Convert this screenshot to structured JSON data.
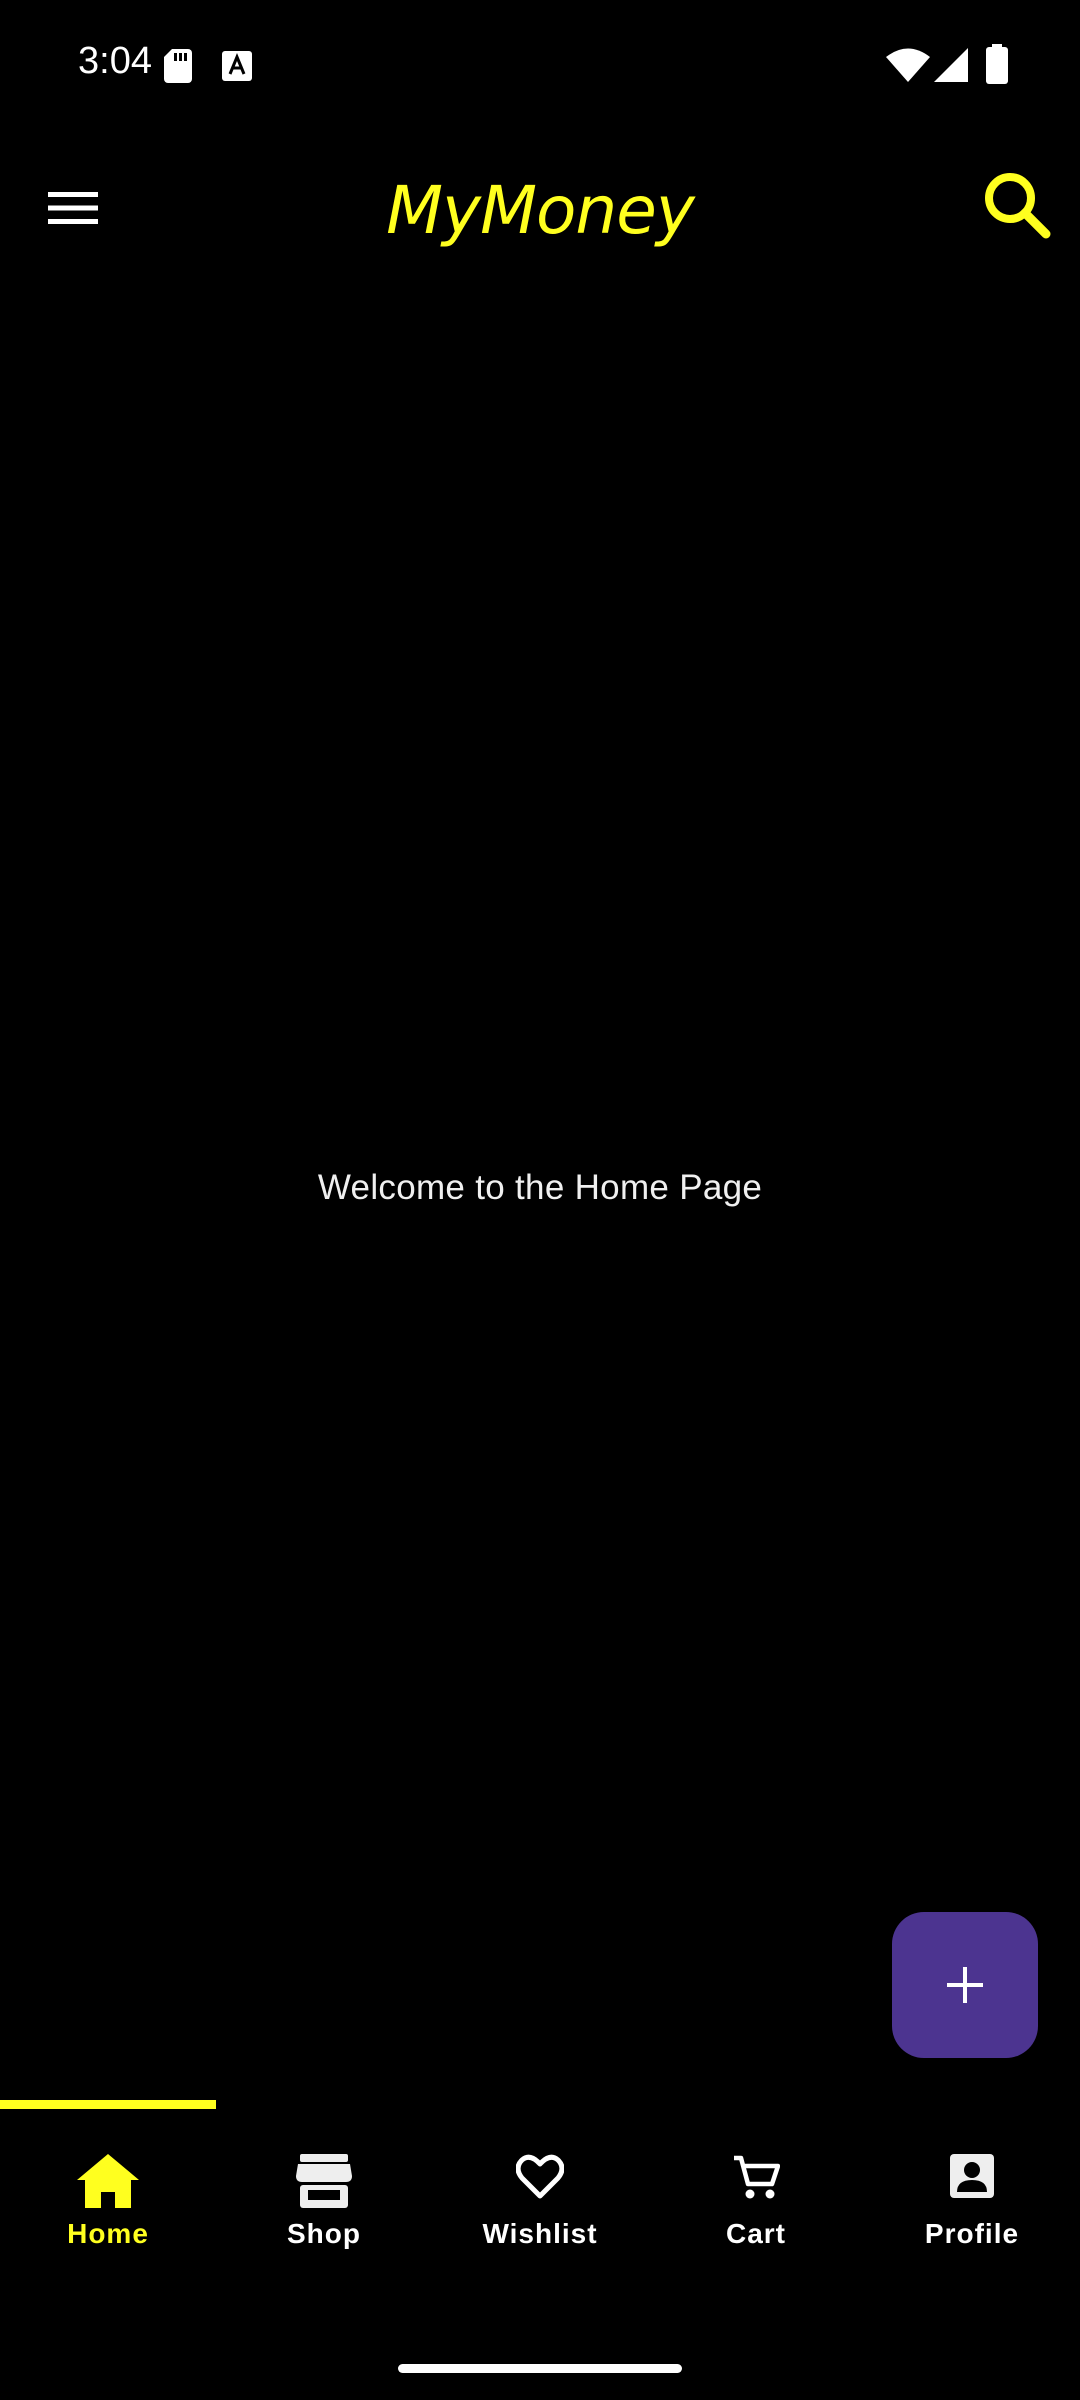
{
  "status_bar": {
    "time": "3:04",
    "icons": [
      "sd-card-icon",
      "a-notification-icon",
      "wifi-icon",
      "signal-icon",
      "battery-icon"
    ]
  },
  "app_bar": {
    "title": "MyMoney",
    "accent_color": "#FFFF1F",
    "left_icon": "menu-icon",
    "right_icon": "search-icon"
  },
  "main": {
    "welcome_text": "Welcome to the Home Page"
  },
  "fab": {
    "icon": "plus-icon",
    "color": "#4C3490"
  },
  "bottom_nav": {
    "active_index": 0,
    "items": [
      {
        "label": "Home",
        "icon": "home-icon"
      },
      {
        "label": "Shop",
        "icon": "store-icon"
      },
      {
        "label": "Wishlist",
        "icon": "heart-icon"
      },
      {
        "label": "Cart",
        "icon": "cart-icon"
      },
      {
        "label": "Profile",
        "icon": "profile-icon"
      }
    ]
  }
}
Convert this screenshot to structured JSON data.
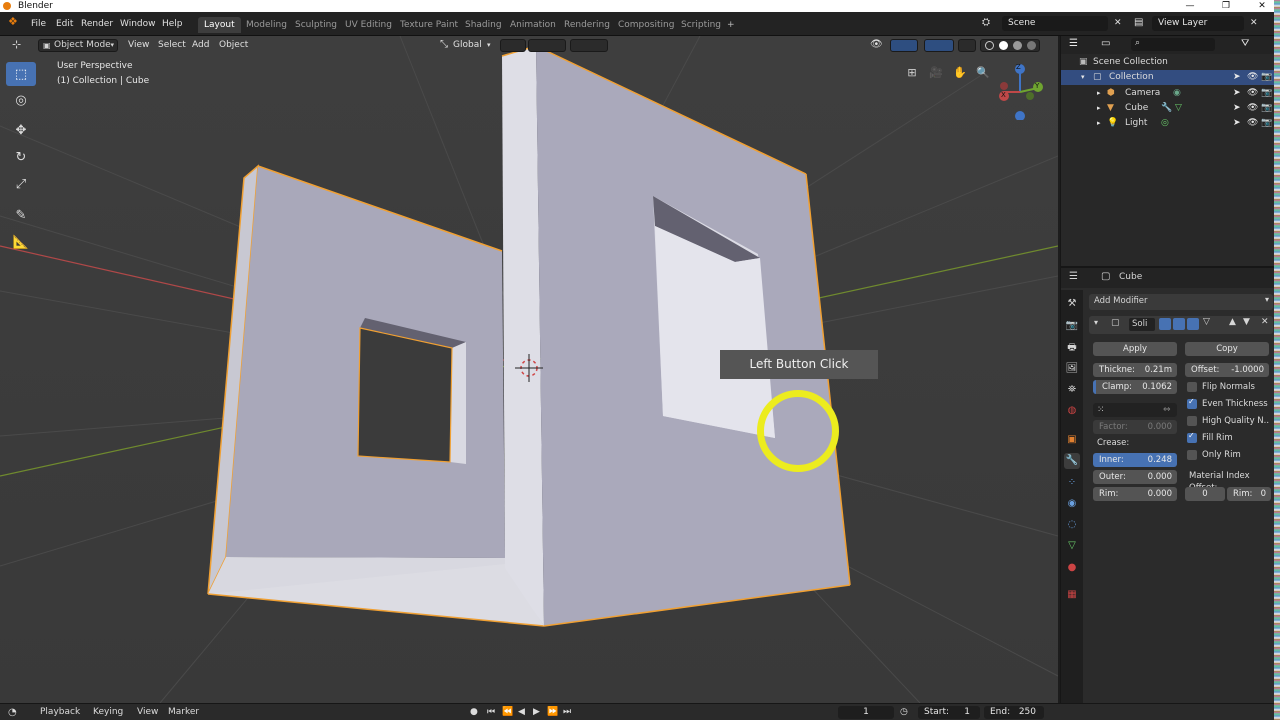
{
  "titlebar": {
    "title": "Blender",
    "min": "—",
    "max": "❐",
    "close": "✕"
  },
  "menu": [
    "File",
    "Edit",
    "Render",
    "Window",
    "Help"
  ],
  "workspaces": [
    "Layout",
    "Modeling",
    "Sculpting",
    "UV Editing",
    "Texture Paint",
    "Shading",
    "Animation",
    "Rendering",
    "Compositing",
    "Scripting"
  ],
  "workspace_add": "+",
  "scene": "Scene",
  "view_layer": "View Layer",
  "viewport": {
    "mode": "Object Mode",
    "menus": [
      "View",
      "Select",
      "Add",
      "Object"
    ],
    "orientation": "Global",
    "info_line1": "User Perspective",
    "info_line2": "(1) Collection | Cube",
    "axis_x": "X",
    "axis_y": "Y",
    "axis_z": "Z"
  },
  "tooltip": "Left Button Click",
  "outliner": {
    "root": "Scene Collection",
    "collection": "Collection",
    "items": [
      "Camera",
      "Cube",
      "Light"
    ]
  },
  "properties": {
    "object_name": "Cube",
    "add_modifier": "Add Modifier",
    "modifier_name": "Soli",
    "apply": "Apply",
    "copy": "Copy",
    "thickness_label": "Thickne:",
    "thickness_value": "0.21m",
    "offset_label": "Offset:",
    "offset_value": "-1.0000",
    "clamp_label": "Clamp:",
    "clamp_value": "0.1062",
    "flip_normals": "Flip Normals",
    "even_thickness": "Even Thickness",
    "high_quality": "High Quality N..",
    "fill_rim": "Fill Rim",
    "only_rim": "Only Rim",
    "factor_label": "Factor:",
    "factor_value": "0.000",
    "crease": "Crease:",
    "inner_label": "Inner:",
    "inner_value": "0.248",
    "outer_label": "Outer:",
    "outer_value": "0.000",
    "rim_label": "Rim:",
    "rim_value": "0.000",
    "material_index_offset": "Material Index Offset:",
    "mat_value": "0",
    "mat_rim_label": "Rim:",
    "mat_rim_value": "0",
    "checks": {
      "flip_normals": false,
      "even_thickness": true,
      "high_quality": false,
      "fill_rim": true,
      "only_rim": false
    }
  },
  "timeline": {
    "menus": [
      "Playback",
      "Keying",
      "View",
      "Marker"
    ],
    "current_frame": "1",
    "start_label": "Start:",
    "start": "1",
    "end_label": "End:",
    "end": "250"
  },
  "colors": {
    "accent": "#4772b3",
    "selection_outline": "#f0a033",
    "click_ring": "#ecec1e",
    "mesh_light": "#d8d8e0",
    "mesh_mid": "#aaa9bb"
  }
}
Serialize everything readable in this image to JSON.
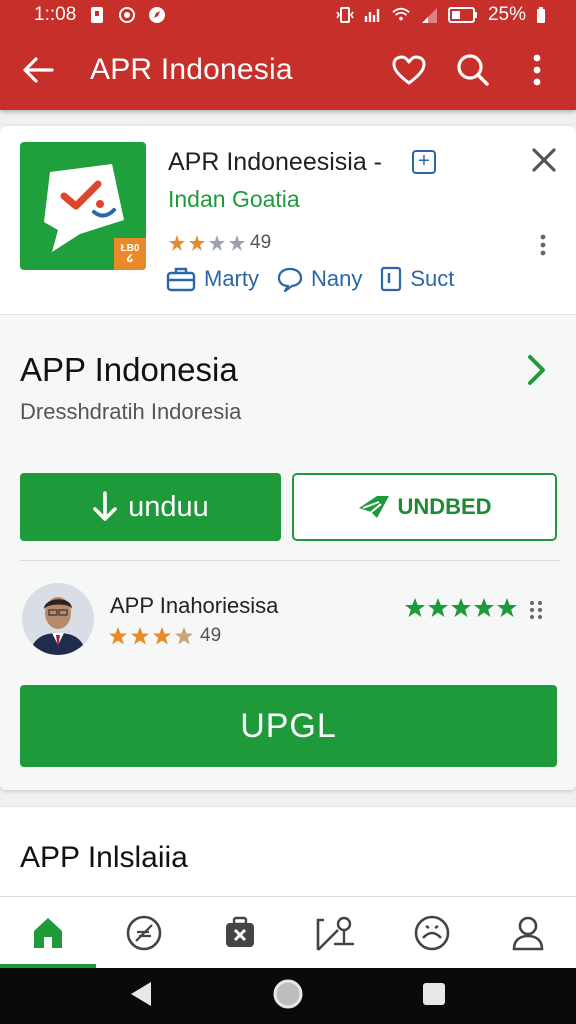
{
  "status_bar": {
    "time": "1::08",
    "battery": "25%"
  },
  "app_bar": {
    "title": "APR Indonesia",
    "back_icon": "arrow-left-icon",
    "favorite_icon": "heart-icon",
    "search_icon": "search-icon",
    "more_icon": "more-vertical-icon"
  },
  "app_card": {
    "app_name": "APR Indoneesisia -",
    "developer": "Indan Goatia",
    "rating_count": "49",
    "icon_badge": "ŁB0 ໒",
    "meta": [
      {
        "icon": "briefcase-icon",
        "label": "Marty"
      },
      {
        "icon": "chat-bubble-icon",
        "label": "Nany"
      },
      {
        "icon": "bracket-icon",
        "label": "Suct"
      }
    ]
  },
  "details": {
    "headline": "APP Indonesia",
    "subline": "Dresshdratih Indoresia",
    "download_button": "unduu",
    "secondary_button": "UNDBED",
    "reviewer_name": "APP Inahoriesisa",
    "reviewer_rating_count": "49",
    "primary_button": "UPGL"
  },
  "section2": {
    "heading": "APP Inlslaiia"
  },
  "colors": {
    "brand_red": "#c62f2a",
    "accent_green": "#1e9a3a",
    "link_blue": "#2a66a8",
    "star_orange": "#e8892a"
  }
}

Work to complete.
Pictures in the records above should not be copied. Repeat everything else exactly.

Answer to the exercise.
Convert this screenshot to structured JSON data.
{
  "status_bar": {
    "time": "3:04",
    "icons": [
      "sd-card-icon",
      "a-notification-icon",
      "wifi-icon",
      "signal-icon",
      "battery-icon"
    ]
  },
  "app_bar": {
    "title": "MyMoney",
    "accent_color": "#FFFF1F",
    "left_icon": "menu-icon",
    "right_icon": "search-icon"
  },
  "main": {
    "welcome_text": "Welcome to the Home Page"
  },
  "fab": {
    "icon": "plus-icon",
    "color": "#4C3490"
  },
  "bottom_nav": {
    "active_index": 0,
    "items": [
      {
        "label": "Home",
        "icon": "home-icon"
      },
      {
        "label": "Shop",
        "icon": "store-icon"
      },
      {
        "label": "Wishlist",
        "icon": "heart-icon"
      },
      {
        "label": "Cart",
        "icon": "cart-icon"
      },
      {
        "label": "Profile",
        "icon": "profile-icon"
      }
    ]
  }
}
Convert this screenshot to structured JSON data.
{
  "titlebar": {
    "title": "Blender",
    "min": "—",
    "max": "❐",
    "close": "✕"
  },
  "menu": [
    "File",
    "Edit",
    "Render",
    "Window",
    "Help"
  ],
  "workspaces": [
    "Layout",
    "Modeling",
    "Sculpting",
    "UV Editing",
    "Texture Paint",
    "Shading",
    "Animation",
    "Rendering",
    "Compositing",
    "Scripting"
  ],
  "workspace_add": "+",
  "scene": "Scene",
  "view_layer": "View Layer",
  "viewport": {
    "mode": "Object Mode",
    "menus": [
      "View",
      "Select",
      "Add",
      "Object"
    ],
    "orientation": "Global",
    "info_line1": "User Perspective",
    "info_line2": "(1) Collection | Cube",
    "axis_x": "X",
    "axis_y": "Y",
    "axis_z": "Z"
  },
  "tooltip": "Left Button Click",
  "outliner": {
    "root": "Scene Collection",
    "collection": "Collection",
    "items": [
      "Camera",
      "Cube",
      "Light"
    ]
  },
  "properties": {
    "object_name": "Cube",
    "add_modifier": "Add Modifier",
    "modifier_name": "Soli",
    "apply": "Apply",
    "copy": "Copy",
    "thickness_label": "Thickne:",
    "thickness_value": "0.21m",
    "offset_label": "Offset:",
    "offset_value": "-1.0000",
    "clamp_label": "Clamp:",
    "clamp_value": "0.1062",
    "flip_normals": "Flip Normals",
    "even_thickness": "Even Thickness",
    "high_quality": "High Quality N..",
    "fill_rim": "Fill Rim",
    "only_rim": "Only Rim",
    "factor_label": "Factor:",
    "factor_value": "0.000",
    "crease": "Crease:",
    "inner_label": "Inner:",
    "inner_value": "0.248",
    "outer_label": "Outer:",
    "outer_value": "0.000",
    "rim_label": "Rim:",
    "rim_value": "0.000",
    "material_index_offset": "Material Index Offset:",
    "mat_value": "0",
    "mat_rim_label": "Rim:",
    "mat_rim_value": "0",
    "checks": {
      "flip_normals": false,
      "even_thickness": true,
      "high_quality": false,
      "fill_rim": true,
      "only_rim": false
    }
  },
  "timeline": {
    "menus": [
      "Playback",
      "Keying",
      "View",
      "Marker"
    ],
    "current_frame": "1",
    "start_label": "Start:",
    "start": "1",
    "end_label": "End:",
    "end": "250"
  },
  "colors": {
    "accent": "#4772b3",
    "selection_outline": "#f0a033",
    "click_ring": "#ecec1e",
    "mesh_light": "#d8d8e0",
    "mesh_mid": "#aaa9bb"
  }
}
Serialize everything readable in this image to JSON.
{
  "status_bar": {
    "time": "1::08",
    "battery": "25%"
  },
  "app_bar": {
    "title": "APR Indonesia",
    "back_icon": "arrow-left-icon",
    "favorite_icon": "heart-icon",
    "search_icon": "search-icon",
    "more_icon": "more-vertical-icon"
  },
  "app_card": {
    "app_name": "APR Indoneesisia -",
    "developer": "Indan Goatia",
    "rating_count": "49",
    "icon_badge": "ŁB0 ໒",
    "meta": [
      {
        "icon": "briefcase-icon",
        "label": "Marty"
      },
      {
        "icon": "chat-bubble-icon",
        "label": "Nany"
      },
      {
        "icon": "bracket-icon",
        "label": "Suct"
      }
    ]
  },
  "details": {
    "headline": "APP Indonesia",
    "subline": "Dresshdratih Indoresia",
    "download_button": "unduu",
    "secondary_button": "UNDBED",
    "reviewer_name": "APP Inahoriesisa",
    "reviewer_rating_count": "49",
    "primary_button": "UPGL"
  },
  "section2": {
    "heading": "APP Inlslaiia"
  },
  "colors": {
    "brand_red": "#c62f2a",
    "accent_green": "#1e9a3a",
    "link_blue": "#2a66a8",
    "star_orange": "#e8892a"
  }
}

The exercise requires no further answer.